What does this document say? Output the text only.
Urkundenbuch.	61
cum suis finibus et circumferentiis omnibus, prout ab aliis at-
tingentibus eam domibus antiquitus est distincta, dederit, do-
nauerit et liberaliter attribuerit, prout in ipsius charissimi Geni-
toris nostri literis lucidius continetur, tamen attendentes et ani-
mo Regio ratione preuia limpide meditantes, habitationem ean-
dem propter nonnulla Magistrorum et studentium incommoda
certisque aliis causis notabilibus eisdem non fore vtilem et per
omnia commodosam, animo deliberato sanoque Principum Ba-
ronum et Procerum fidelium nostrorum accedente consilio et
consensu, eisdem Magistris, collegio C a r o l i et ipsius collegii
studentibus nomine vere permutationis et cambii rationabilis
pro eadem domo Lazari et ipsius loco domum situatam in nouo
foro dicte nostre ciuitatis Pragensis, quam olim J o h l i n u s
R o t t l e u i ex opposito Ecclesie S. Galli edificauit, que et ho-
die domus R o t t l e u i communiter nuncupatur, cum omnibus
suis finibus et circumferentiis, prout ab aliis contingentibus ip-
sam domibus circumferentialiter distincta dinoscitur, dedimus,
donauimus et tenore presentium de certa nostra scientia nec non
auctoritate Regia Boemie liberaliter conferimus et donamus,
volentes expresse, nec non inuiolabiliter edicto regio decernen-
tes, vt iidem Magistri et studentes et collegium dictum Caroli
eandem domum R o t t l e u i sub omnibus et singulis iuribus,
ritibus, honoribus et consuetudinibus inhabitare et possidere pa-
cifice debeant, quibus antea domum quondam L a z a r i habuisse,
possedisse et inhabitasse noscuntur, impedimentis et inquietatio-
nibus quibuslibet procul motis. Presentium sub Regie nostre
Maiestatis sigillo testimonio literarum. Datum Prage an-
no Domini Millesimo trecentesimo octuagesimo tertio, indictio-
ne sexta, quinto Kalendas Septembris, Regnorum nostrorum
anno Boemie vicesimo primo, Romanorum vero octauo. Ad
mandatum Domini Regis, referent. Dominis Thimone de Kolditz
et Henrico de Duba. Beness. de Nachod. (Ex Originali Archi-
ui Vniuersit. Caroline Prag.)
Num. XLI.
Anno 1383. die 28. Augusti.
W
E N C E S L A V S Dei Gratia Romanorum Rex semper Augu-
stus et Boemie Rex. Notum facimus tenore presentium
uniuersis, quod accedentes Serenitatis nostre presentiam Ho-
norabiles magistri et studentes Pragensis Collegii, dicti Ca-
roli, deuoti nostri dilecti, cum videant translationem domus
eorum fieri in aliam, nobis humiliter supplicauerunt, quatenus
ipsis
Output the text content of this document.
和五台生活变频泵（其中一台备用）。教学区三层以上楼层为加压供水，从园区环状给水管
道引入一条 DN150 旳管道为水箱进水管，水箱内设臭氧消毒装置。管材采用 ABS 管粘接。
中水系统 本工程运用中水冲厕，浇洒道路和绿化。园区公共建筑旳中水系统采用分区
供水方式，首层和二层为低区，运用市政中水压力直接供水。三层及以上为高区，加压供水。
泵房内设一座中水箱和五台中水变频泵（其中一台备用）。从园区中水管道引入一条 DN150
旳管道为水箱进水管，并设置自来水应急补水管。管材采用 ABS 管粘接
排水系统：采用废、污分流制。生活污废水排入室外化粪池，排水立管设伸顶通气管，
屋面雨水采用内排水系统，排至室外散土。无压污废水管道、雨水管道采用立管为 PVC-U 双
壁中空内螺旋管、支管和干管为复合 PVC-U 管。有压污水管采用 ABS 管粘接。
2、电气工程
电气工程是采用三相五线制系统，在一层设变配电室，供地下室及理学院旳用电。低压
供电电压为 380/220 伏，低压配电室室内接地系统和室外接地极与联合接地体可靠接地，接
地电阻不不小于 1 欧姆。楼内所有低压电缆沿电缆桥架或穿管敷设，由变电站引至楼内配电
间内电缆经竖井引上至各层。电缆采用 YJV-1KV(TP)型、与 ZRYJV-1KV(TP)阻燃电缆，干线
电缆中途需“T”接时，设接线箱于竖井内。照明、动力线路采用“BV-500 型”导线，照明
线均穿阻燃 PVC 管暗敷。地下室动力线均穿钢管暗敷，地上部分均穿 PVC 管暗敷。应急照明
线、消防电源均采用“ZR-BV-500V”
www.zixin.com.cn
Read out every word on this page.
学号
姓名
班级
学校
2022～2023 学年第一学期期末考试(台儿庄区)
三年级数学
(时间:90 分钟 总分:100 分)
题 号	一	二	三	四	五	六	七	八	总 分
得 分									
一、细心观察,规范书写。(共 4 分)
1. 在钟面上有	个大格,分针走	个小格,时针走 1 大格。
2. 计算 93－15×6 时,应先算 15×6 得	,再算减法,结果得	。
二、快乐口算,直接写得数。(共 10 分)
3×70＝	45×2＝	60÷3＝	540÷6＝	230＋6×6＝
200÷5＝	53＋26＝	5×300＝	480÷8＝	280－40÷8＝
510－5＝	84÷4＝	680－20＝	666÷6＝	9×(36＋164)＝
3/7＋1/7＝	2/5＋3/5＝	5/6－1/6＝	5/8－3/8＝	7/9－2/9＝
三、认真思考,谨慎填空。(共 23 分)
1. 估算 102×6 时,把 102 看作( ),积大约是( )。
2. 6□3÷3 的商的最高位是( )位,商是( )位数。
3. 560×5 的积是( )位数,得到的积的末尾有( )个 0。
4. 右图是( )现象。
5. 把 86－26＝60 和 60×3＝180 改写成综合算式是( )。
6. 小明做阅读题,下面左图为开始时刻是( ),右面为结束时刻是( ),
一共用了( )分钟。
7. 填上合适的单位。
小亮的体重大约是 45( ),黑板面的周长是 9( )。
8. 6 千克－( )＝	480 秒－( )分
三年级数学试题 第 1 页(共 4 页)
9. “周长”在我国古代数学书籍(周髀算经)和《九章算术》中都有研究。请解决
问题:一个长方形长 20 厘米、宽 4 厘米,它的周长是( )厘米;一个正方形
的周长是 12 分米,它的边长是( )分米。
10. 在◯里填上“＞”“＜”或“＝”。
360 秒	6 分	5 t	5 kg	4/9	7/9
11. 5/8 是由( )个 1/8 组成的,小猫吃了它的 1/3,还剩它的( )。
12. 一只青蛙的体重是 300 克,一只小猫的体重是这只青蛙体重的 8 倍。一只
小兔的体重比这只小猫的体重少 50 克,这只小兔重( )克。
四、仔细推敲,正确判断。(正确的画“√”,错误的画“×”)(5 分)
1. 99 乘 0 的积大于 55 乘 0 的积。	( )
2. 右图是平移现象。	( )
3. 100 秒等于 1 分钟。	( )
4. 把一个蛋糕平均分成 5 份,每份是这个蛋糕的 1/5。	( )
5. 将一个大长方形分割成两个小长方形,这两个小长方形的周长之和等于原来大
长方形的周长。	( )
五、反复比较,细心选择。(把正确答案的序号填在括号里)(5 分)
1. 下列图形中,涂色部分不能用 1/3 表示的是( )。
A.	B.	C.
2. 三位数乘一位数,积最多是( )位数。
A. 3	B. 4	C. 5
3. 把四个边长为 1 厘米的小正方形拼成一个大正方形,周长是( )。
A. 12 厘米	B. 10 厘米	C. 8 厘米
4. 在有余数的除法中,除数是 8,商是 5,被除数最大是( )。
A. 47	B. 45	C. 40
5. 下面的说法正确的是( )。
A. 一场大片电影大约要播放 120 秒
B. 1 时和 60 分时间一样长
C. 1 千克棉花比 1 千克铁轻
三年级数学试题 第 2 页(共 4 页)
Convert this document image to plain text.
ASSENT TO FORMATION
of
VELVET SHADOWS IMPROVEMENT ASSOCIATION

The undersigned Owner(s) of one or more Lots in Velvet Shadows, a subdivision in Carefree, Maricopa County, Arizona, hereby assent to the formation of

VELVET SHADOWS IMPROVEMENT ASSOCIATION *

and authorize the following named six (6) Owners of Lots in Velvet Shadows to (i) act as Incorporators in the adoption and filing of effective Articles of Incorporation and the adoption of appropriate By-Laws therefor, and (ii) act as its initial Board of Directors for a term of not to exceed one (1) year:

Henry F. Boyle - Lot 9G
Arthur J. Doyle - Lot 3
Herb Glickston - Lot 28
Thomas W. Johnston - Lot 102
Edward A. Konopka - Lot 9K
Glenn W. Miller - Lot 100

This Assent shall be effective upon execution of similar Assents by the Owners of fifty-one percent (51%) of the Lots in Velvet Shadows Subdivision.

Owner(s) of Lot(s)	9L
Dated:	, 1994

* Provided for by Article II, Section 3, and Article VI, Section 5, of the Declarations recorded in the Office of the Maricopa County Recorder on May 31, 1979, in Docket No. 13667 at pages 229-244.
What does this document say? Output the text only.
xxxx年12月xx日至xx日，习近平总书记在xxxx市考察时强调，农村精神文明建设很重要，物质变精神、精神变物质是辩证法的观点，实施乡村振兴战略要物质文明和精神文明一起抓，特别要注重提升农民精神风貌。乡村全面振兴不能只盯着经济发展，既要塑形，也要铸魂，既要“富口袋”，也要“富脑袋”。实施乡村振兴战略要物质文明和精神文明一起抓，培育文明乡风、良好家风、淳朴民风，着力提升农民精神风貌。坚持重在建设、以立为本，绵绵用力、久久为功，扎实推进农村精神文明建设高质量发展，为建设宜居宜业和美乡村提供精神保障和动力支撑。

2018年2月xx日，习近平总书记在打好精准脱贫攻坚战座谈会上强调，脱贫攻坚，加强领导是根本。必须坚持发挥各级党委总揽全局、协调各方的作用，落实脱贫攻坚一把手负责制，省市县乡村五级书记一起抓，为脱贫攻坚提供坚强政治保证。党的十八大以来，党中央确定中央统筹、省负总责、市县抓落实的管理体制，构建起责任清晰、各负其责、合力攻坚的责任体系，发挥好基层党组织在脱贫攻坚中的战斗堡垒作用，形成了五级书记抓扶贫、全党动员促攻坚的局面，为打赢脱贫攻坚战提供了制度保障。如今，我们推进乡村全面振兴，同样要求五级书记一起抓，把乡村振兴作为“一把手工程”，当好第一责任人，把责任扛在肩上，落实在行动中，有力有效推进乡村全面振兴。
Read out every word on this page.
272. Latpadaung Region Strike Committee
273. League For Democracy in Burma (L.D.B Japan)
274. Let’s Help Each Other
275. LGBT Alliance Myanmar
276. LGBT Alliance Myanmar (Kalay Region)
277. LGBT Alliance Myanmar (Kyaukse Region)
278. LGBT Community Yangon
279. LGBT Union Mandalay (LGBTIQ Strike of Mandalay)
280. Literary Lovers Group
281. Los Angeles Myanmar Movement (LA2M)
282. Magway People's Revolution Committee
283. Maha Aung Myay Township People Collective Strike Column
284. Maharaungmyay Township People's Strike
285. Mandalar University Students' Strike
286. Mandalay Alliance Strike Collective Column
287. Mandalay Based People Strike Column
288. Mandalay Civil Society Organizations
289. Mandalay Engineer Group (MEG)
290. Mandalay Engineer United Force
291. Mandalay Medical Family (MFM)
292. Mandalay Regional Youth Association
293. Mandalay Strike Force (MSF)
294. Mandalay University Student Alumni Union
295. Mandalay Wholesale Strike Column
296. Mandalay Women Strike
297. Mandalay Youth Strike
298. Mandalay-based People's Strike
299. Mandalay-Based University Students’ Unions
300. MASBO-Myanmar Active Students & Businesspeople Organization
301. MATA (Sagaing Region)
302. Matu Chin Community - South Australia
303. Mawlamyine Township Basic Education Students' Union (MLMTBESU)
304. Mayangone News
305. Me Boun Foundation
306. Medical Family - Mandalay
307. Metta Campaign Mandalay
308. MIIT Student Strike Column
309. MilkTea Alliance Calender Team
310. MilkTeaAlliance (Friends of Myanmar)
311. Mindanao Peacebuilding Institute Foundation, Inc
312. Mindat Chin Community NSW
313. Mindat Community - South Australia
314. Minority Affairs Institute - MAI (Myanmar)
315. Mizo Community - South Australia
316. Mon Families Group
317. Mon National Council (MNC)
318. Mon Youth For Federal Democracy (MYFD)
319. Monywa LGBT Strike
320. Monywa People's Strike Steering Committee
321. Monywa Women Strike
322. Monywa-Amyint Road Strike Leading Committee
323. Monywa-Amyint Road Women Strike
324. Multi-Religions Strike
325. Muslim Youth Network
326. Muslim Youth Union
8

● ● ●

** To do **
Count how many lines in the data contain the word "Australia", giving the number without comment.

** Right answer **
3